[Begin ENTRIES]

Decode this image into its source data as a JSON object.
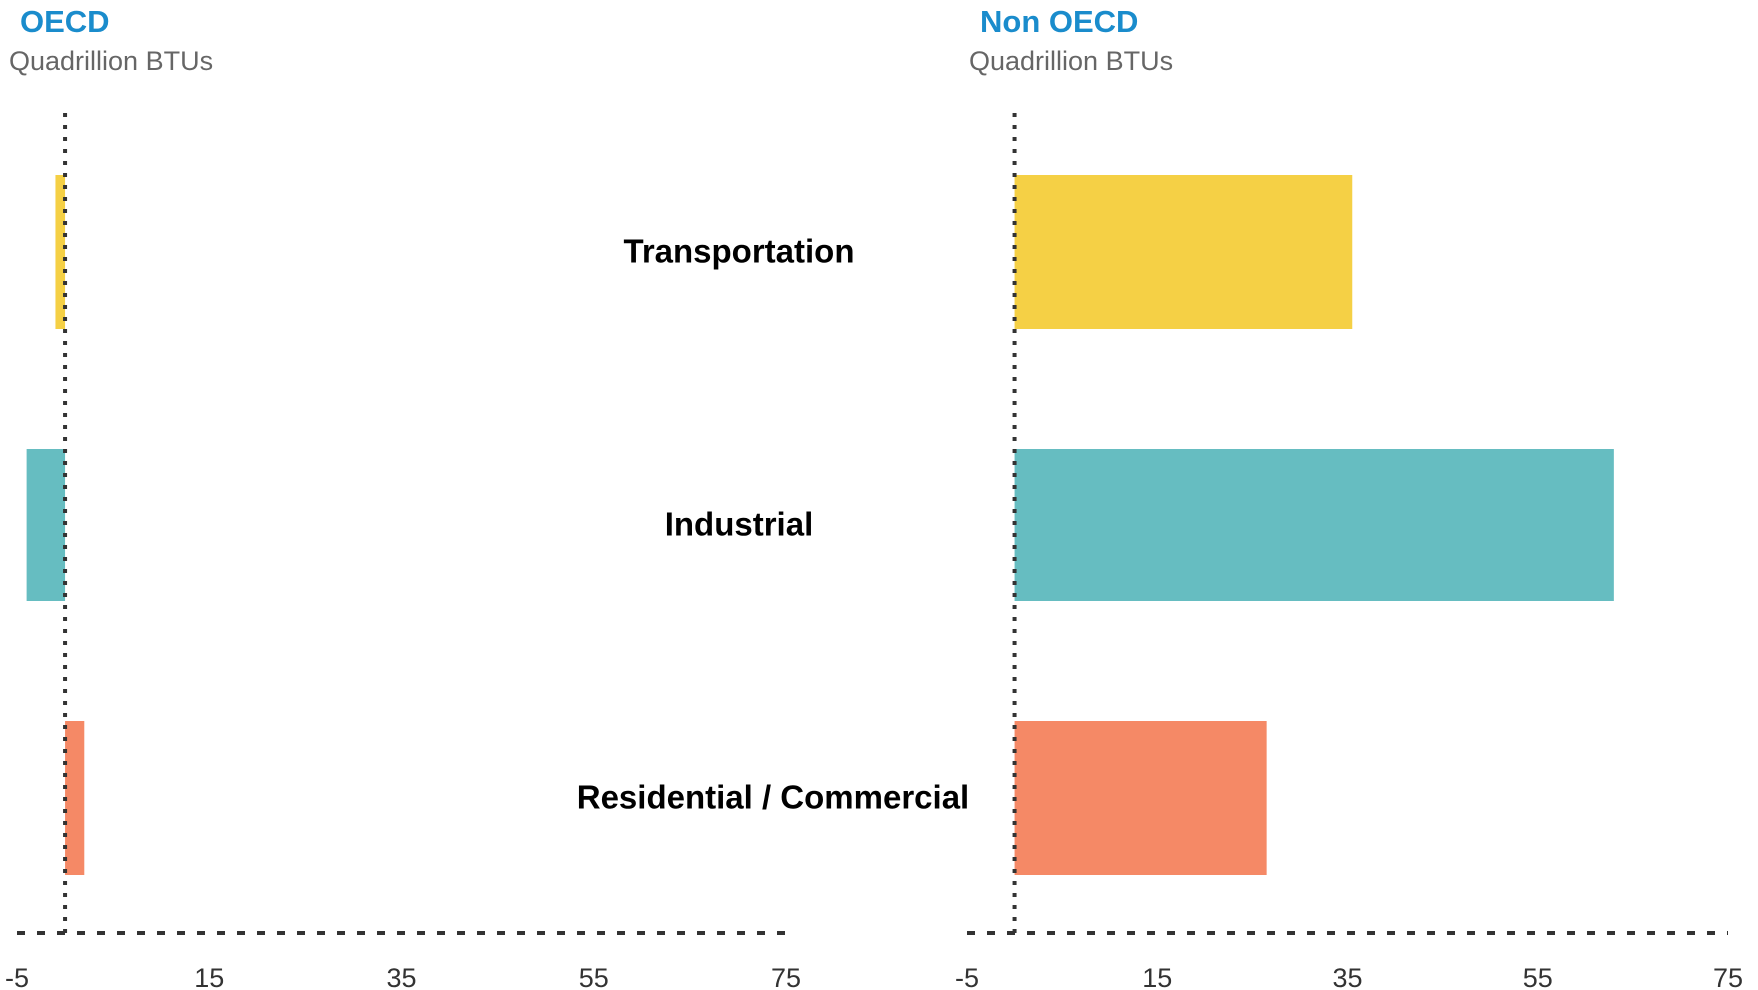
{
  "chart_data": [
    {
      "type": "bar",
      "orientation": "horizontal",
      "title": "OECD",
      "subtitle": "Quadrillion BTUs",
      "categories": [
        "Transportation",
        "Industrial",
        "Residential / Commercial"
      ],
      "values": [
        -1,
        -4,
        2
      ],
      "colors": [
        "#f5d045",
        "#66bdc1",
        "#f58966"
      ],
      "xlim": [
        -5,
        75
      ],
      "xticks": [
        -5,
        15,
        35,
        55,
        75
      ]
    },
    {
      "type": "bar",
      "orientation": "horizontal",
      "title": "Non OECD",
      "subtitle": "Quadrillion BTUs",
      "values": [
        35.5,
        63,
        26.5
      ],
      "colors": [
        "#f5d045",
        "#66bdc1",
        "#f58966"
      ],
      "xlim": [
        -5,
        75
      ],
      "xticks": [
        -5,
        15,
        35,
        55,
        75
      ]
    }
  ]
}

[End ENTRIES]

◆ **WHAT IS NEEDED**: Write out the material above again, word for word, minus its pictures.

◆ **WRITTEN SOLUTION**:
Decode this image into its source data as a JSON object.
{
  "chart_data": [
    {
      "type": "bar",
      "orientation": "horizontal",
      "title": "OECD",
      "subtitle": "Quadrillion BTUs",
      "categories": [
        "Transportation",
        "Industrial",
        "Residential / Commercial"
      ],
      "values": [
        -1,
        -4,
        2
      ],
      "colors": [
        "#f5d045",
        "#66bdc1",
        "#f58966"
      ],
      "xlim": [
        -5,
        75
      ],
      "xticks": [
        -5,
        15,
        35,
        55,
        75
      ]
    },
    {
      "type": "bar",
      "orientation": "horizontal",
      "title": "Non OECD",
      "subtitle": "Quadrillion BTUs",
      "values": [
        35.5,
        63,
        26.5
      ],
      "colors": [
        "#f5d045",
        "#66bdc1",
        "#f58966"
      ],
      "xlim": [
        -5,
        75
      ],
      "xticks": [
        -5,
        15,
        35,
        55,
        75
      ]
    }
  ]
}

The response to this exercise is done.